**PROBLEM**
Each line of the listing must be transcribed exactly, except for the images, which should be excluded.

**RECORDS TO PROCESS**
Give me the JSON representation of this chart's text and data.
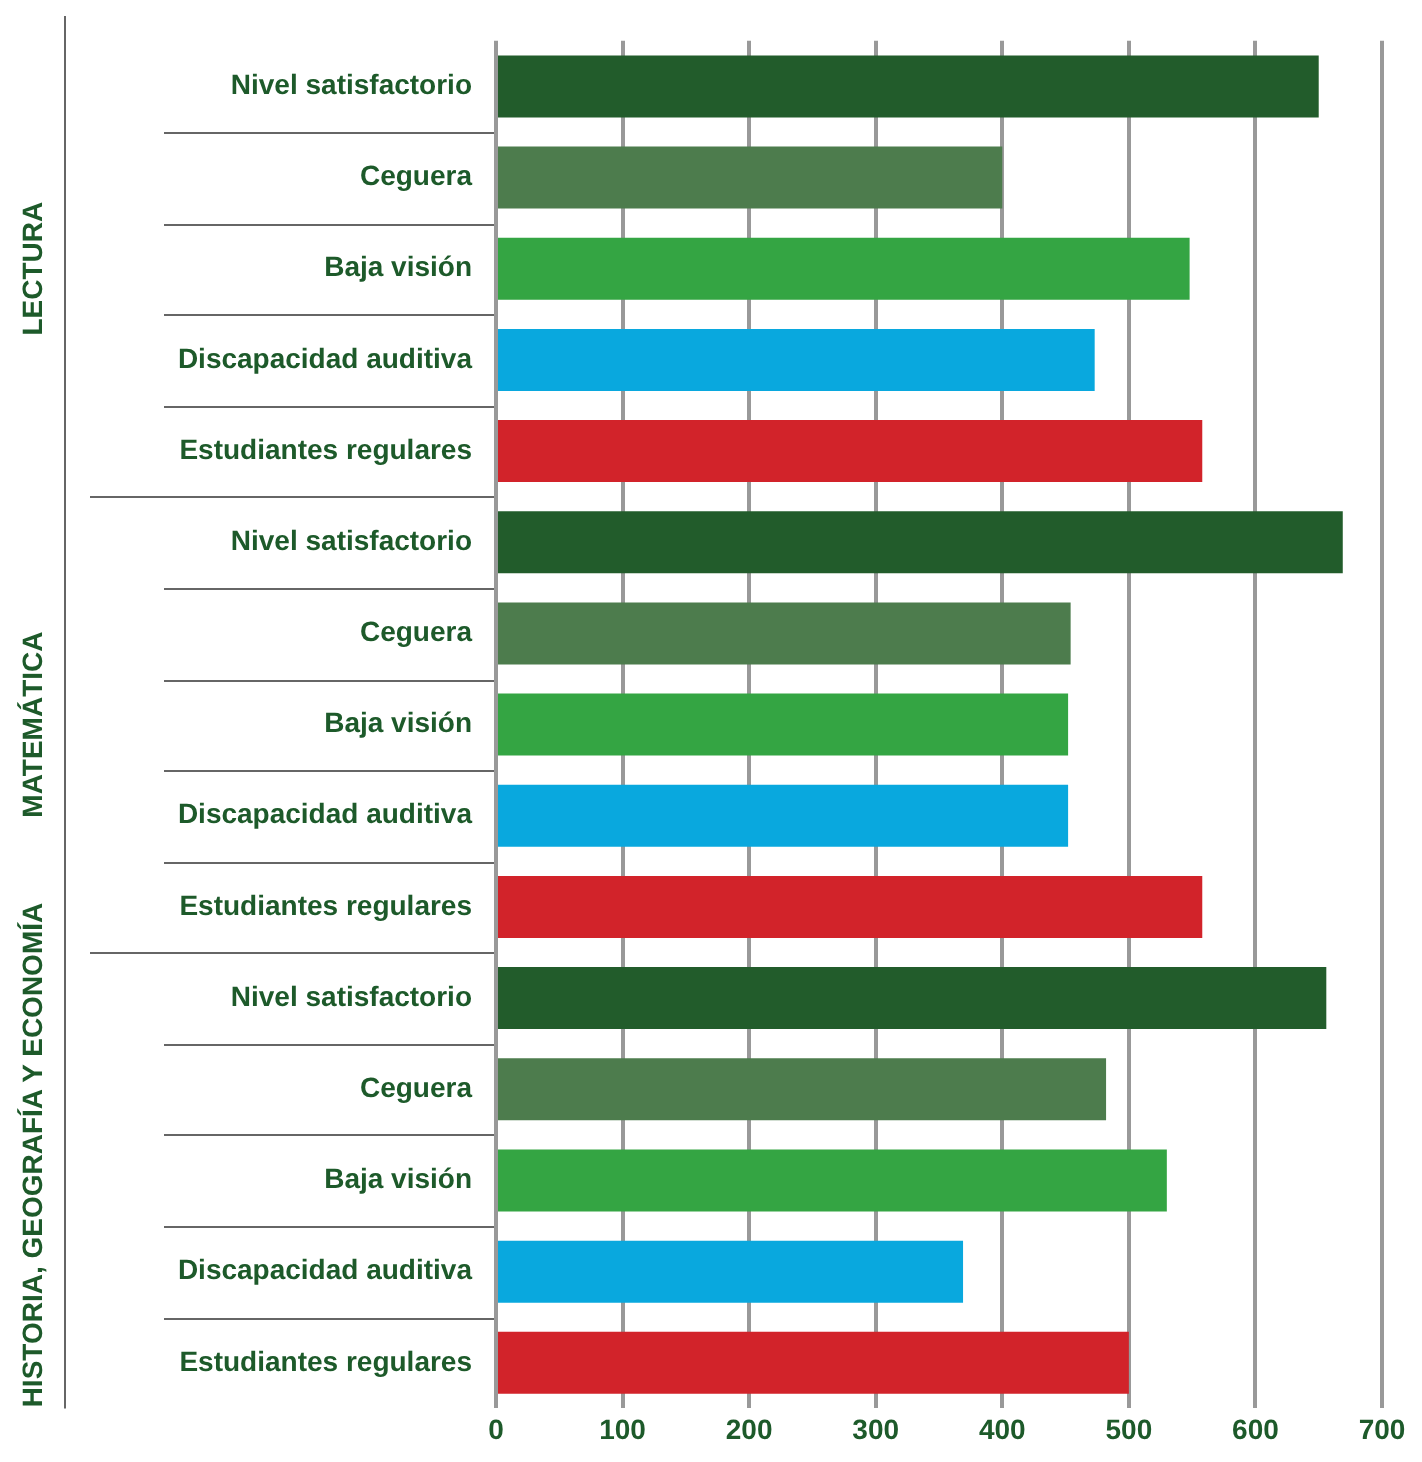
{
  "chart_data": {
    "type": "bar",
    "orientation": "horizontal",
    "categories": [
      "Nivel satisfactorio",
      "Ceguera",
      "Baja visión",
      "Discapacidad auditiva",
      "Estudiantes regulares",
      "Nivel satisfactorio",
      "Ceguera",
      "Baja visión",
      "Discapacidad auditiva",
      "Estudiantes regulares",
      "Nivel satisfactorio",
      "Ceguera",
      "Baja visión",
      "Discapacidad auditiva",
      "Estudiantes regulares"
    ],
    "values": [
      650,
      400,
      548,
      473,
      558,
      669,
      454,
      452,
      452,
      558,
      656,
      482,
      530,
      369,
      500
    ],
    "colors": [
      "#225c2b",
      "#4d7c4d",
      "#34a543",
      "#09a8de",
      "#d2232a",
      "#225c2b",
      "#4d7c4d",
      "#34a543",
      "#09a8de",
      "#d2232a",
      "#225c2b",
      "#4d7c4d",
      "#34a543",
      "#09a8de",
      "#d2232a"
    ],
    "xlim": [
      0,
      700
    ],
    "xticks": [
      0,
      100,
      200,
      300,
      400,
      500,
      600,
      700
    ],
    "grid": "x",
    "legend": false,
    "annotations": [
      "LECTURA",
      "MATEMÁTICA",
      "HISTORIA, GEOGRAFÍA Y ECONOMÍA"
    ]
  }
}
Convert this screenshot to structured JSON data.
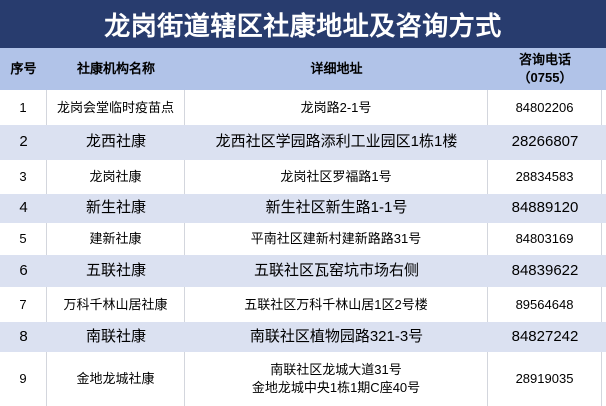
{
  "title": "龙岗街道辖区社康地址及咨询方式",
  "colors": {
    "title_bar_bg": "#283C6E",
    "title_text": "#FFFFFF",
    "header_bg": "#B1C3E8",
    "alt_row_bg": "#DBE1F1",
    "row_bg": "#FFFFFF",
    "grid_line": "#D3D6DD",
    "body_text": "#000000"
  },
  "table": {
    "columns": [
      "序号",
      "社康机构名称",
      "详细地址",
      "咨询电话\n（0755）"
    ],
    "rows": [
      {
        "no": "1",
        "name": "龙岗会堂临时疫苗点",
        "address": "龙岗路2-1号",
        "phone": "84802206"
      },
      {
        "no": "2",
        "name": "龙西社康",
        "address": "龙西社区学园路添利工业园区1栋1楼",
        "phone": "28266807"
      },
      {
        "no": "3",
        "name": "龙岗社康",
        "address": "龙岗社区罗福路1号",
        "phone": "28834583"
      },
      {
        "no": "4",
        "name": "新生社康",
        "address": "新生社区新生路1-1号",
        "phone": "84889120"
      },
      {
        "no": "5",
        "name": "建新社康",
        "address": "平南社区建新村建新路路31号",
        "phone": "84803169"
      },
      {
        "no": "6",
        "name": "五联社康",
        "address": "五联社区瓦窑坑市场右侧",
        "phone": "84839622"
      },
      {
        "no": "7",
        "name": "万科千林山居社康",
        "address": "五联社区万科千林山居1区2号楼",
        "phone": "89564648"
      },
      {
        "no": "8",
        "name": "南联社康",
        "address": "南联社区植物园路321-3号",
        "phone": "84827242"
      },
      {
        "no": "9",
        "name": "金地龙城社康",
        "address": "南联社区龙城大道31号\n金地龙城中央1栋1期C座40号",
        "phone": "28919035"
      }
    ]
  }
}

**TASK ANSWER**
Give me the JSON representation of this chart's text and data.
{
  "chart_data": {
    "type": "bar",
    "orientation": "horizontal",
    "categories": [
      "Nivel satisfactorio",
      "Ceguera",
      "Baja visión",
      "Discapacidad auditiva",
      "Estudiantes regulares",
      "Nivel satisfactorio",
      "Ceguera",
      "Baja visión",
      "Discapacidad auditiva",
      "Estudiantes regulares",
      "Nivel satisfactorio",
      "Ceguera",
      "Baja visión",
      "Discapacidad auditiva",
      "Estudiantes regulares"
    ],
    "values": [
      650,
      400,
      548,
      473,
      558,
      669,
      454,
      452,
      452,
      558,
      656,
      482,
      530,
      369,
      500
    ],
    "colors": [
      "#225c2b",
      "#4d7c4d",
      "#34a543",
      "#09a8de",
      "#d2232a",
      "#225c2b",
      "#4d7c4d",
      "#34a543",
      "#09a8de",
      "#d2232a",
      "#225c2b",
      "#4d7c4d",
      "#34a543",
      "#09a8de",
      "#d2232a"
    ],
    "xlim": [
      0,
      700
    ],
    "xticks": [
      0,
      100,
      200,
      300,
      400,
      500,
      600,
      700
    ],
    "grid": "x",
    "legend": false,
    "annotations": [
      "LECTURA",
      "MATEMÁTICA",
      "HISTORIA, GEOGRAFÍA Y ECONOMÍA"
    ]
  }
}
Convert this screenshot to structured JSON data.
{
  "title": "龙岗街道辖区社康地址及咨询方式",
  "colors": {
    "title_bar_bg": "#283C6E",
    "title_text": "#FFFFFF",
    "header_bg": "#B1C3E8",
    "alt_row_bg": "#DBE1F1",
    "row_bg": "#FFFFFF",
    "grid_line": "#D3D6DD",
    "body_text": "#000000"
  },
  "table": {
    "columns": [
      "序号",
      "社康机构名称",
      "详细地址",
      "咨询电话\n（0755）"
    ],
    "rows": [
      {
        "no": "1",
        "name": "龙岗会堂临时疫苗点",
        "address": "龙岗路2-1号",
        "phone": "84802206"
      },
      {
        "no": "2",
        "name": "龙西社康",
        "address": "龙西社区学园路添利工业园区1栋1楼",
        "phone": "28266807"
      },
      {
        "no": "3",
        "name": "龙岗社康",
        "address": "龙岗社区罗福路1号",
        "phone": "28834583"
      },
      {
        "no": "4",
        "name": "新生社康",
        "address": "新生社区新生路1-1号",
        "phone": "84889120"
      },
      {
        "no": "5",
        "name": "建新社康",
        "address": "平南社区建新村建新路路31号",
        "phone": "84803169"
      },
      {
        "no": "6",
        "name": "五联社康",
        "address": "五联社区瓦窑坑市场右侧",
        "phone": "84839622"
      },
      {
        "no": "7",
        "name": "万科千林山居社康",
        "address": "五联社区万科千林山居1区2号楼",
        "phone": "89564648"
      },
      {
        "no": "8",
        "name": "南联社康",
        "address": "南联社区植物园路321-3号",
        "phone": "84827242"
      },
      {
        "no": "9",
        "name": "金地龙城社康",
        "address": "南联社区龙城大道31号\n金地龙城中央1栋1期C座40号",
        "phone": "28919035"
      }
    ]
  }
}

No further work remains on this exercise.